» **WHAT IS ASKED**:
From the listing below, pull out the lines that hold "Colluded".

» **WORKING DATA**:
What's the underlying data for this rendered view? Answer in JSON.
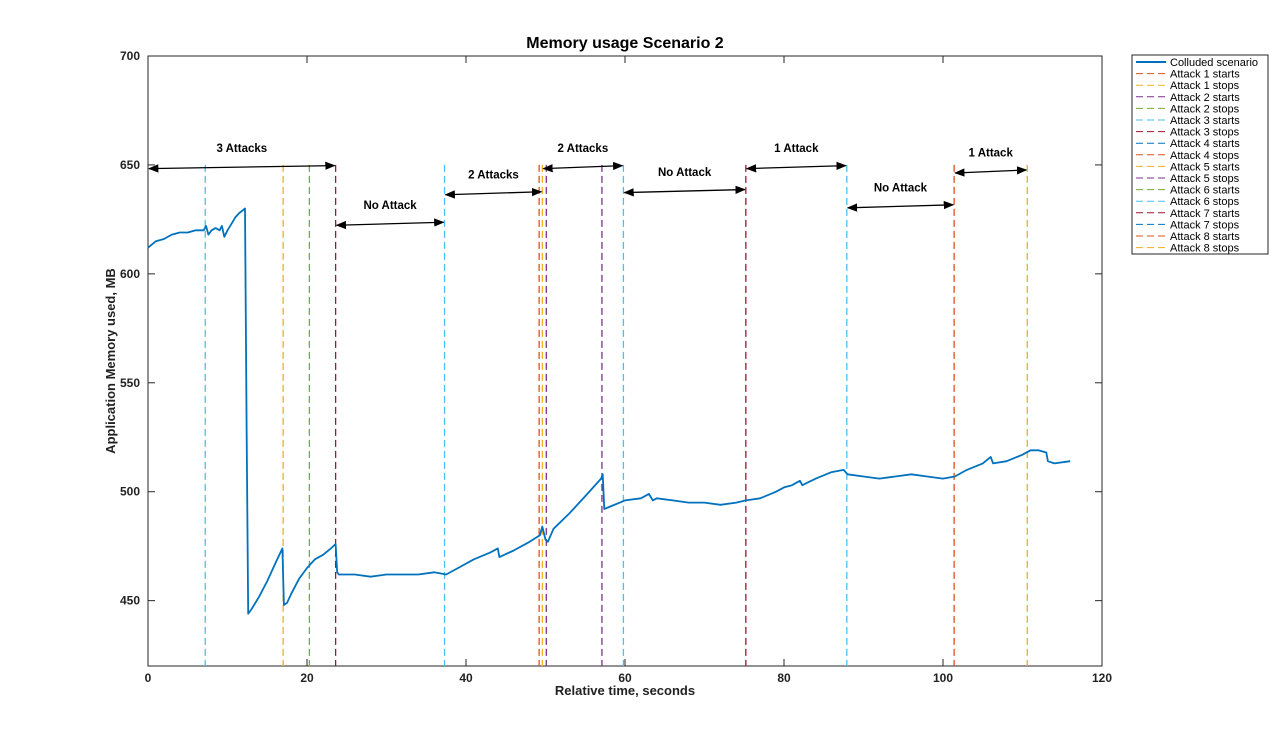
{
  "chart_data": {
    "type": "line",
    "title": "Memory usage Scenario 2",
    "xlabel": "Relative time, seconds",
    "ylabel": "Application Memory used, MB",
    "xlim": [
      0,
      120
    ],
    "ylim": [
      420,
      700
    ],
    "xticks": [
      0,
      20,
      40,
      60,
      80,
      100,
      120
    ],
    "yticks": [
      450,
      500,
      550,
      600,
      650,
      700
    ],
    "grid": false,
    "legend_position": "top-right",
    "series": [
      {
        "name": "Colluded scenario",
        "color": "#0072BD",
        "x": [
          0,
          1,
          2,
          3,
          4,
          5,
          6,
          7,
          7.3,
          7.6,
          8,
          8.5,
          9,
          9.3,
          9.6,
          10,
          10.5,
          11,
          11.5,
          12.2,
          12.4,
          12.6,
          13,
          14,
          15,
          16,
          16.9,
          17.1,
          17.5,
          18,
          19,
          20,
          21,
          22,
          23,
          23.6,
          23.8,
          24,
          26,
          28,
          30,
          32,
          34,
          36,
          37.5,
          39,
          41,
          43,
          44,
          44.2,
          46,
          48,
          49.3,
          49.6,
          50,
          50.3,
          51,
          53,
          55,
          57,
          57.2,
          57.4,
          58,
          60,
          62,
          63,
          63.5,
          64,
          66,
          68,
          70,
          72,
          74,
          75.2,
          77,
          79,
          80,
          81,
          82,
          82.3,
          84,
          86,
          87.5,
          88,
          90,
          92,
          94,
          96,
          98,
          100,
          101.5,
          103,
          105,
          106,
          106.3,
          108,
          110,
          111,
          112,
          113,
          113.2,
          114,
          116
        ],
        "y": [
          612,
          615,
          616,
          618,
          619,
          619,
          620,
          620,
          622,
          618,
          620,
          621,
          620,
          622,
          617,
          620,
          623,
          626,
          628,
          630,
          530,
          444,
          446,
          452,
          459,
          467,
          474,
          448,
          449,
          453,
          460,
          465,
          469,
          471,
          474,
          476,
          463,
          462,
          462,
          461,
          462,
          462,
          462,
          463,
          462,
          465,
          469,
          472,
          474,
          470,
          473,
          477,
          480,
          484,
          478,
          477,
          483,
          490,
          498,
          506,
          508,
          492,
          493,
          496,
          497,
          499,
          496,
          497,
          496,
          495,
          495,
          494,
          495,
          496,
          497,
          500,
          502,
          503,
          505,
          503,
          506,
          509,
          510,
          508,
          507,
          506,
          507,
          508,
          507,
          506,
          507,
          510,
          513,
          516,
          513,
          514,
          517,
          519,
          519,
          518,
          514,
          513,
          514
        ]
      }
    ],
    "attack_lines": [
      {
        "name": "Attack 1 starts",
        "x": 7.2,
        "color": "#4DBEEE"
      },
      {
        "name": "Attack 1 stops",
        "x": 17.0,
        "color": "#EDB120"
      },
      {
        "name": "Attack 2 starts",
        "x": 20.3,
        "color": "#77AC30"
      },
      {
        "name": "Attack 2 stops",
        "x": 23.6,
        "color": "#A2142F"
      },
      {
        "name": "Attack 3 starts",
        "x": 37.3,
        "color": "#4DBEEE"
      },
      {
        "name": "Attack 3 stops",
        "x": 49.2,
        "color": "#D95319"
      },
      {
        "name": "Attack 4 starts",
        "x": 49.6,
        "color": "#EDB120"
      },
      {
        "name": "Attack 4 stops",
        "x": 50.1,
        "color": "#7E2F8E"
      },
      {
        "name": "Attack 5 starts",
        "x": 57.1,
        "color": "#7E2F8E"
      },
      {
        "name": "Attack 5 stops",
        "x": 59.8,
        "color": "#4DBEEE"
      },
      {
        "name": "Attack 6 starts",
        "x": 75.2,
        "color": "#A2142F"
      },
      {
        "name": "Attack 6 stops",
        "x": 87.9,
        "color": "#4DBEEE"
      },
      {
        "name": "Attack 7 starts",
        "x": 101.4,
        "color": "#D95319"
      },
      {
        "name": "Attack 7 stops",
        "x": 110.6,
        "color": "#EDB120"
      }
    ],
    "legend": [
      {
        "label": "Colluded scenario",
        "color": "#0072BD",
        "style": "solid"
      },
      {
        "label": "Attack 1 starts",
        "color": "#D95319",
        "style": "dashed"
      },
      {
        "label": "Attack 1 stops",
        "color": "#EDB120",
        "style": "dashed"
      },
      {
        "label": "Attack 2 starts",
        "color": "#7E2F8E",
        "style": "dashed"
      },
      {
        "label": "Attack 2 stops",
        "color": "#77AC30",
        "style": "dashed"
      },
      {
        "label": "Attack 3 starts",
        "color": "#4DBEEE",
        "style": "dashed"
      },
      {
        "label": "Attack 3 stops",
        "color": "#A2142F",
        "style": "dashed"
      },
      {
        "label": "Attack 4 starts",
        "color": "#0072BD",
        "style": "dashed"
      },
      {
        "label": "Attack 4 stops",
        "color": "#D95319",
        "style": "dashed"
      },
      {
        "label": "Attack 5 starts",
        "color": "#EDB120",
        "style": "dashed"
      },
      {
        "label": "Attack 5 stops",
        "color": "#7E2F8E",
        "style": "dashed"
      },
      {
        "label": "Attack 6 starts",
        "color": "#77AC30",
        "style": "dashed"
      },
      {
        "label": "Attack 6 stops",
        "color": "#4DBEEE",
        "style": "dashed"
      },
      {
        "label": "Attack 7 starts",
        "color": "#A2142F",
        "style": "dashed"
      },
      {
        "label": "Attack 7 stops",
        "color": "#0072BD",
        "style": "dashed"
      },
      {
        "label": "Attack 8 starts",
        "color": "#D95319",
        "style": "dashed"
      },
      {
        "label": "Attack 8 stops",
        "color": "#EDB120",
        "style": "dashed"
      }
    ],
    "annotations": [
      {
        "text": "3 Attacks",
        "x1": 0,
        "x2": 23.6,
        "y": 649
      },
      {
        "text": "No Attack",
        "x1": 23.6,
        "x2": 37.3,
        "y": 623
      },
      {
        "text": "2 Attacks",
        "x1": 37.3,
        "x2": 49.6,
        "y": 637
      },
      {
        "text": "2 Attacks",
        "x1": 49.6,
        "x2": 59.8,
        "y": 649
      },
      {
        "text": "No Attack",
        "x1": 59.8,
        "x2": 75.2,
        "y": 638
      },
      {
        "text": "1 Attack",
        "x1": 75.2,
        "x2": 87.9,
        "y": 649
      },
      {
        "text": "No Attack",
        "x1": 87.9,
        "x2": 101.4,
        "y": 631
      },
      {
        "text": "1 Attack",
        "x1": 101.4,
        "x2": 110.6,
        "y": 647
      }
    ]
  }
}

» **TASK RESPONSE**:
        "name": "Colluded scenario",
        "label": "Colluded scenario",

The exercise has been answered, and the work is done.